◆ **Challenge**
Copy each line that contains the string "name".

◆ **Materials provided**
"""
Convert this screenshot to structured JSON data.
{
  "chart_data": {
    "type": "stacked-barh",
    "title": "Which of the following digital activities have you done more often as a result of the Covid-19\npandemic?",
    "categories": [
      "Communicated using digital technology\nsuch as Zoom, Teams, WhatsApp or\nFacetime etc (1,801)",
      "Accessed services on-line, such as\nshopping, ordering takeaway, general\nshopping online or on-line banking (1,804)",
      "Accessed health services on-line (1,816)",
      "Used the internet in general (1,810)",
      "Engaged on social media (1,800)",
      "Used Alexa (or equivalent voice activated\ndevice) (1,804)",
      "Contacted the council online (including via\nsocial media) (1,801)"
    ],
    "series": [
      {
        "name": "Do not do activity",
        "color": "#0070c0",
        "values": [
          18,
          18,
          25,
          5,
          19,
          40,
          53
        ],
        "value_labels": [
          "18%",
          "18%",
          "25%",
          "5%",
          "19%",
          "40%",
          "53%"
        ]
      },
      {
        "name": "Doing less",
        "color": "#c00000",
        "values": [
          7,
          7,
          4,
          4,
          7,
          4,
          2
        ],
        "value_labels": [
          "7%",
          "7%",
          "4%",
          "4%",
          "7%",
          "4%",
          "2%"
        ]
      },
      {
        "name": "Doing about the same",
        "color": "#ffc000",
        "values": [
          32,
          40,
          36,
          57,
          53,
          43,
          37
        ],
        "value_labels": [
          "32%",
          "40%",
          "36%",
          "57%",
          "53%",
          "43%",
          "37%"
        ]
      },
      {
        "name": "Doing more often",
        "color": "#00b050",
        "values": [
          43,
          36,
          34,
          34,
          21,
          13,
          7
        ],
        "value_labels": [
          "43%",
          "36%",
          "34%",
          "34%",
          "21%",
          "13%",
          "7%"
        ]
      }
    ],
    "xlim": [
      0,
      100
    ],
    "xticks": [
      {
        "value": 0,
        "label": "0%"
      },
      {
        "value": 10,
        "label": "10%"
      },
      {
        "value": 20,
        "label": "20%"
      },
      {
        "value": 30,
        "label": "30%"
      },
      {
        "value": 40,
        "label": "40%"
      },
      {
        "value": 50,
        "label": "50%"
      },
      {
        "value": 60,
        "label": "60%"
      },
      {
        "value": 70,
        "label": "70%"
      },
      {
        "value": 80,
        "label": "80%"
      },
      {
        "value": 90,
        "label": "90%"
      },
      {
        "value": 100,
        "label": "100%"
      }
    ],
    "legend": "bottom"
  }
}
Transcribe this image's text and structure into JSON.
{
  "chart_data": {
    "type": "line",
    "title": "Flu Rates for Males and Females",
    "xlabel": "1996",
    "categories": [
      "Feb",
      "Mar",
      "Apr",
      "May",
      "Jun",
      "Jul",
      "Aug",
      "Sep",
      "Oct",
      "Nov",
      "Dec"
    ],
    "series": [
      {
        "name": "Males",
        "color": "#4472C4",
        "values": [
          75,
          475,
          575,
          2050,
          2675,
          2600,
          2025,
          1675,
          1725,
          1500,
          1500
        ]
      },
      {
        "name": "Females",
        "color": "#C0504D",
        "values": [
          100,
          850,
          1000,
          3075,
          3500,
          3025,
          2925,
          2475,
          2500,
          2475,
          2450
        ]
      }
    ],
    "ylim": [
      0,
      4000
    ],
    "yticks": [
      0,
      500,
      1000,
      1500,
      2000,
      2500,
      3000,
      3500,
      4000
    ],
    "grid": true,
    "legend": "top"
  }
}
"""
◆ **Correct output**
        "name": "Do not do activity",
        "name": "Doing less",
        "name": "Doing about the same",
        "name": "Doing more often",
        "name": "Males",
        "name": "Females",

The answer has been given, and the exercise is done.